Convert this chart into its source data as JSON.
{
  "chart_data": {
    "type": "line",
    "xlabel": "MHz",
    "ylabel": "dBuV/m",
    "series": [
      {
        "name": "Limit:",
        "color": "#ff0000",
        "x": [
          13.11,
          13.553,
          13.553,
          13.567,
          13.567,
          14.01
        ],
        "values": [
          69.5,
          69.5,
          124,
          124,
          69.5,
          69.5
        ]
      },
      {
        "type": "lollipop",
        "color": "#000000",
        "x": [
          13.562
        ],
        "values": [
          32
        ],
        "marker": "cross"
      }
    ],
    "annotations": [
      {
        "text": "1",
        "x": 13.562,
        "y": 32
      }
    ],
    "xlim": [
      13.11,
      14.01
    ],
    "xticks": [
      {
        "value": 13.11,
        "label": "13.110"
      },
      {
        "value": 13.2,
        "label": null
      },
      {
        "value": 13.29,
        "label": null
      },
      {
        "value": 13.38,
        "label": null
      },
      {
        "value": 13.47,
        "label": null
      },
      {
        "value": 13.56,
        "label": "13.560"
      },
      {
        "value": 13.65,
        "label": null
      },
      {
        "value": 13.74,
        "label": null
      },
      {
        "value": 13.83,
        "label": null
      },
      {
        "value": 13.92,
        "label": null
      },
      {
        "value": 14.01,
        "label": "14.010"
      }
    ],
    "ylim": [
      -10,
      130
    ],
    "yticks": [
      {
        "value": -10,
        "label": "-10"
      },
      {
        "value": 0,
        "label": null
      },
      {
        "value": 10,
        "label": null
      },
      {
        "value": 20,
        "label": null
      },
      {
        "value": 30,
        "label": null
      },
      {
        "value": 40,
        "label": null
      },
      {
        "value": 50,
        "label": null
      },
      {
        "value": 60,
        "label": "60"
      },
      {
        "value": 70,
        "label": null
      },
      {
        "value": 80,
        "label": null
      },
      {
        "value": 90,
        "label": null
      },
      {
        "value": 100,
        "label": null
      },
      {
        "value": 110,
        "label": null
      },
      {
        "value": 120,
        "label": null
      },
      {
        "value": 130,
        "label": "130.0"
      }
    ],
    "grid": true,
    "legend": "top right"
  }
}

- _Given task_
The listing above must be transcribed exactly, line by line.

- _Answer in full_
Convert this chart into its source data as JSON.
{
  "chart_data": {
    "type": "line",
    "xlabel": "MHz",
    "ylabel": "dBuV/m",
    "series": [
      {
        "name": "Limit:",
        "color": "#ff0000",
        "x": [
          13.11,
          13.553,
          13.553,
          13.567,
          13.567,
          14.01
        ],
        "values": [
          69.5,
          69.5,
          124,
          124,
          69.5,
          69.5
        ]
      },
      {
        "type": "lollipop",
        "color": "#000000",
        "x": [
          13.562
        ],
        "values": [
          32
        ],
        "marker": "cross"
      }
    ],
    "annotations": [
      {
        "text": "1",
        "x": 13.562,
        "y": 32
      }
    ],
    "xlim": [
      13.11,
      14.01
    ],
    "xticks": [
      {
        "value": 13.11,
        "label": "13.110"
      },
      {
        "value": 13.2,
        "label": null
      },
      {
        "value": 13.29,
        "label": null
      },
      {
        "value": 13.38,
        "label": null
      },
      {
        "value": 13.47,
        "label": null
      },
      {
        "value": 13.56,
        "label": "13.560"
      },
      {
        "value": 13.65,
        "label": null
      },
      {
        "value": 13.74,
        "label": null
      },
      {
        "value": 13.83,
        "label": null
      },
      {
        "value": 13.92,
        "label": null
      },
      {
        "value": 14.01,
        "label": "14.010"
      }
    ],
    "ylim": [
      -10,
      130
    ],
    "yticks": [
      {
        "value": -10,
        "label": "-10"
      },
      {
        "value": 0,
        "label": null
      },
      {
        "value": 10,
        "label": null
      },
      {
        "value": 20,
        "label": null
      },
      {
        "value": 30,
        "label": null
      },
      {
        "value": 40,
        "label": null
      },
      {
        "value": 50,
        "label": null
      },
      {
        "value": 60,
        "label": "60"
      },
      {
        "value": 70,
        "label": null
      },
      {
        "value": 80,
        "label": null
      },
      {
        "value": 90,
        "label": null
      },
      {
        "value": 100,
        "label": null
      },
      {
        "value": 110,
        "label": null
      },
      {
        "value": 120,
        "label": null
      },
      {
        "value": 130,
        "label": "130.0"
      }
    ],
    "grid": true,
    "legend": "top right"
  }
}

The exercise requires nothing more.